• **Required work**
Here are records with pictures in them. Copy all of them exactly and leave the pictures out.

--- begin Stored records ---

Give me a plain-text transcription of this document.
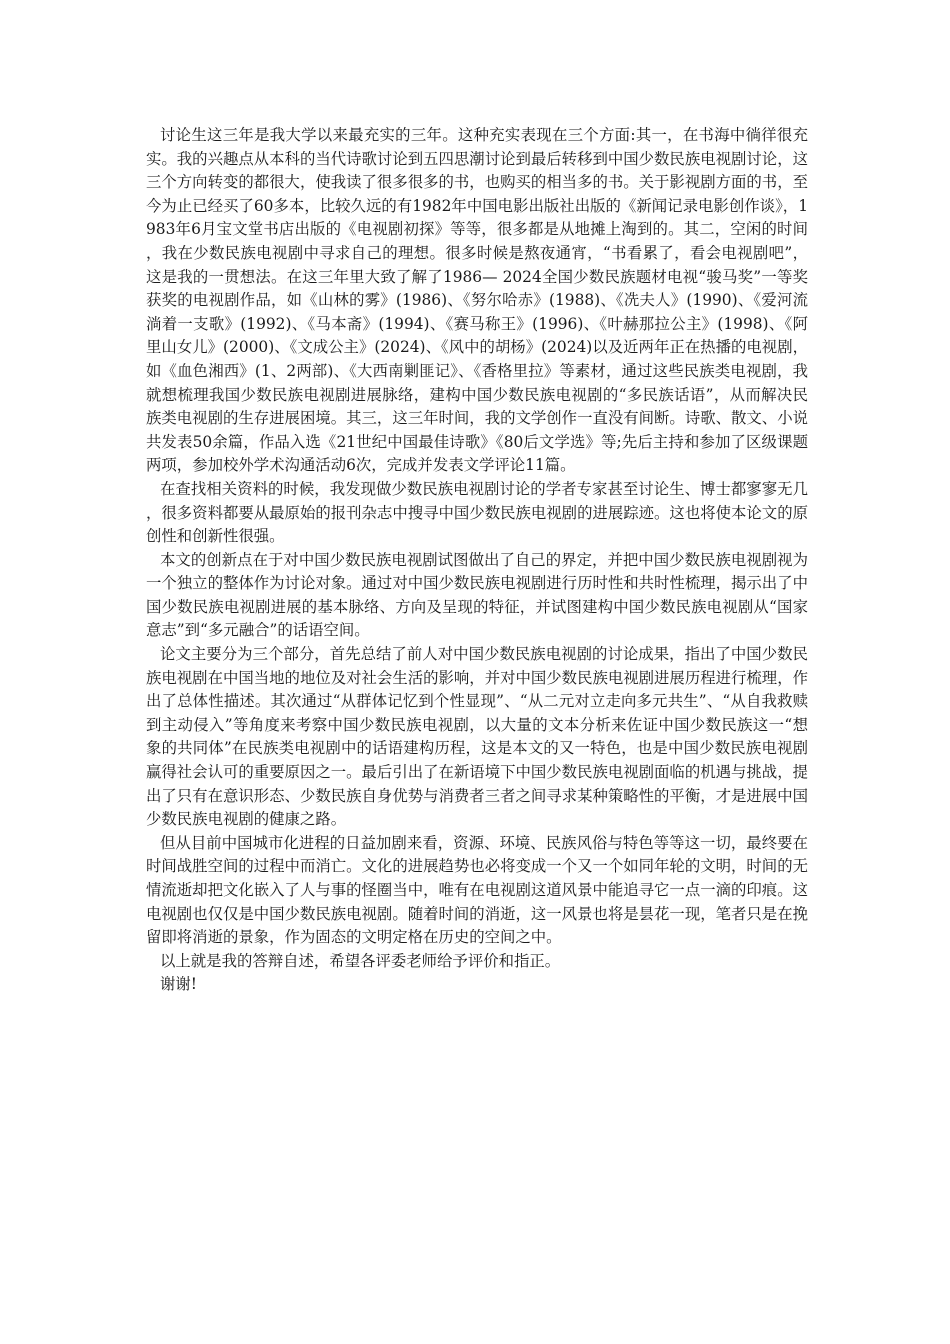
讨论生这三年是我大学以来最充实的三年。这种充实表现在三个方面:其一，在书海中徜徉很充实。我的兴趣点从本科的当代诗歌讨论到五四思潮讨论到最后转移到中国少数民族电视剧讨论，这三个方向转变的都很大，使我读了很多很多的书，也购买的相当多的书。关于影视剧方面的书，至今为止已经买了60多本，比较久远的有1982年中国电影出版社出版的《新闻记录电影创作谈》，1983年6月宝文堂书店出版的《电视剧初探》等等，很多都是从地摊上淘到的。其二，空闲的时间，我在少数民族电视剧中寻求自己的理想。很多时候是熬夜通宵，“书看累了，看会电视剧吧”，这是我的一贯想法。在这三年里大致了解了1986— 2024全国少数民族题材电视“骏马奖”一等奖获奖的电视剧作品，如《山林的雾》(1986)、《努尔哈赤》(1988)、《冼夫人》(1990)、《爱河流淌着一支歌》(1992)、《马本斋》(1994)、《赛马称王》(1996)、《叶赫那拉公主》(1998)、《阿里山女儿》(2000)、《文成公主》(2024)、《风中的胡杨》(2024)以及近两年正在热播的电视剧，如《血色湘西》(1、2两部)、《大西南剿匪记》、《香格里拉》等素材，通过这些民族类电视剧，我就想梳理我国少数民族电视剧进展脉络，建构中国少数民族电视剧的“多民族话语”，从而解决民族类电视剧的生存进展困境。其三，这三年时间，我的文学创作一直没有间断。诗歌、散文、小说共发表50余篇，作品入选《21世纪中国最佳诗歌》《80后文学选》等;先后主持和参加了区级课题两项，参加校外学术沟通活动6次，完成并发表文学评论11篇。

在查找相关资料的时候，我发现做少数民族电视剧讨论的学者专家甚至讨论生、博士都寥寥无几，很多资料都要从最原始的报刊杂志中搜寻中国少数民族电视剧的进展踪迹。这也将使本论文的原创性和创新性很强。

本文的创新点在于对中国少数民族电视剧试图做出了自己的界定，并把中国少数民族电视剧视为一个独立的整体作为讨论对象。通过对中国少数民族电视剧进行历时性和共时性梳理，揭示出了中国少数民族电视剧进展的基本脉络、方向及呈现的特征，并试图建构中国少数民族电视剧从“国家意志”到“多元融合”的话语空间。

论文主要分为三个部分，首先总结了前人对中国少数民族电视剧的讨论成果，指出了中国少数民族电视剧在中国当地的地位及对社会生活的影响，并对中国少数民族电视剧进展历程进行梳理，作出了总体性描述。其次通过“从群体记忆到个性显现”、“从二元对立走向多元共生”、“从自我救赎到主动侵入”等角度来考察中国少数民族电视剧，以大量的文本分析来佐证中国少数民族这一“想象的共同体”在民族类电视剧中的话语建构历程，这是本文的又一特色，也是中国少数民族电视剧赢得社会认可的重要原因之一。最后引出了在新语境下中国少数民族电视剧面临的机遇与挑战，提出了只有在意识形态、少数民族自身优势与消费者三者之间寻求某种策略性的平衡，才是进展中国少数民族电视剧的健康之路。

但从目前中国城市化进程的日益加剧来看，资源、环境、民族风俗与特色等等这一切，最终要在时间战胜空间的过程中而消亡。文化的进展趋势也必将变成一个又一个如同年轮的文明，时间的无情流逝却把文化嵌入了人与事的怪圈当中，唯有在电视剧这道风景中能追寻它一点一滴的印痕。这电视剧也仅仅是中国少数民族电视剧。随着时间的消逝，这一风景也将是昙花一现，笔者只是在挽留即将消逝的景象，作为固态的文明定格在历史的空间之中。

以上就是我的答辩自述，希望各评委老师给予评价和指正。

谢谢!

--- end Stored records ---

• **Written answer**
Give me a plain-text transcription of this document.
讨论生这三年是我大学以来最充实的三年。这种充实表现在三个方面:其一，在书海中徜徉很充实。我的兴趣点从本科的当代诗歌讨论到五四思潮讨论到最后转移到中国少数民族电视剧讨论，这三个方向转变的都很大，使我读了很多很多的书，也购买的相当多的书。关于影视剧方面的书，至今为止已经买了60多本，比较久远的有1982年中国电影出版社出版的《新闻记录电影创作谈》，1983年6月宝文堂书店出版的《电视剧初探》等等，很多都是从地摊上淘到的。其二，空闲的时间，我在少数民族电视剧中寻求自己的理想。很多时候是熬夜通宵，“书看累了，看会电视剧吧”，这是我的一贯想法。在这三年里大致了解了1986— 2024全国少数民族题材电视“骏马奖”一等奖获奖的电视剧作品，如《山林的雾》(1986)、《努尔哈赤》(1988)、《冼夫人》(1990)、《爱河流淌着一支歌》(1992)、《马本斋》(1994)、《赛马称王》(1996)、《叶赫那拉公主》(1998)、《阿里山女儿》(2000)、《文成公主》(2024)、《风中的胡杨》(2024)以及近两年正在热播的电视剧，如《血色湘西》(1、2两部)、《大西南剿匪记》、《香格里拉》等素材，通过这些民族类电视剧，我就想梳理我国少数民族电视剧进展脉络，建构中国少数民族电视剧的“多民族话语”，从而解决民族类电视剧的生存进展困境。其三，这三年时间，我的文学创作一直没有间断。诗歌、散文、小说共发表50余篇，作品入选《21世纪中国最佳诗歌》《80后文学选》等;先后主持和参加了区级课题两项，参加校外学术沟通活动6次，完成并发表文学评论11篇。

在查找相关资料的时候，我发现做少数民族电视剧讨论的学者专家甚至讨论生、博士都寥寥无几，很多资料都要从最原始的报刊杂志中搜寻中国少数民族电视剧的进展踪迹。这也将使本论文的原创性和创新性很强。

本文的创新点在于对中国少数民族电视剧试图做出了自己的界定，并把中国少数民族电视剧视为一个独立的整体作为讨论对象。通过对中国少数民族电视剧进行历时性和共时性梳理，揭示出了中国少数民族电视剧进展的基本脉络、方向及呈现的特征，并试图建构中国少数民族电视剧从“国家意志”到“多元融合”的话语空间。

论文主要分为三个部分，首先总结了前人对中国少数民族电视剧的讨论成果，指出了中国少数民族电视剧在中国当地的地位及对社会生活的影响，并对中国少数民族电视剧进展历程进行梳理，作出了总体性描述。其次通过“从群体记忆到个性显现”、“从二元对立走向多元共生”、“从自我救赎到主动侵入”等角度来考察中国少数民族电视剧，以大量的文本分析来佐证中国少数民族这一“想象的共同体”在民族类电视剧中的话语建构历程，这是本文的又一特色，也是中国少数民族电视剧赢得社会认可的重要原因之一。最后引出了在新语境下中国少数民族电视剧面临的机遇与挑战，提出了只有在意识形态、少数民族自身优势与消费者三者之间寻求某种策略性的平衡，才是进展中国少数民族电视剧的健康之路。

但从目前中国城市化进程的日益加剧来看，资源、环境、民族风俗与特色等等这一切，最终要在时间战胜空间的过程中而消亡。文化的进展趋势也必将变成一个又一个如同年轮的文明，时间的无情流逝却把文化嵌入了人与事的怪圈当中，唯有在电视剧这道风景中能追寻它一点一滴的印痕。这电视剧也仅仅是中国少数民族电视剧。随着时间的消逝，这一风景也将是昙花一现，笔者只是在挽留即将消逝的景象，作为固态的文明定格在历史的空间之中。

以上就是我的答辩自述，希望各评委老师给予评价和指正。

谢谢!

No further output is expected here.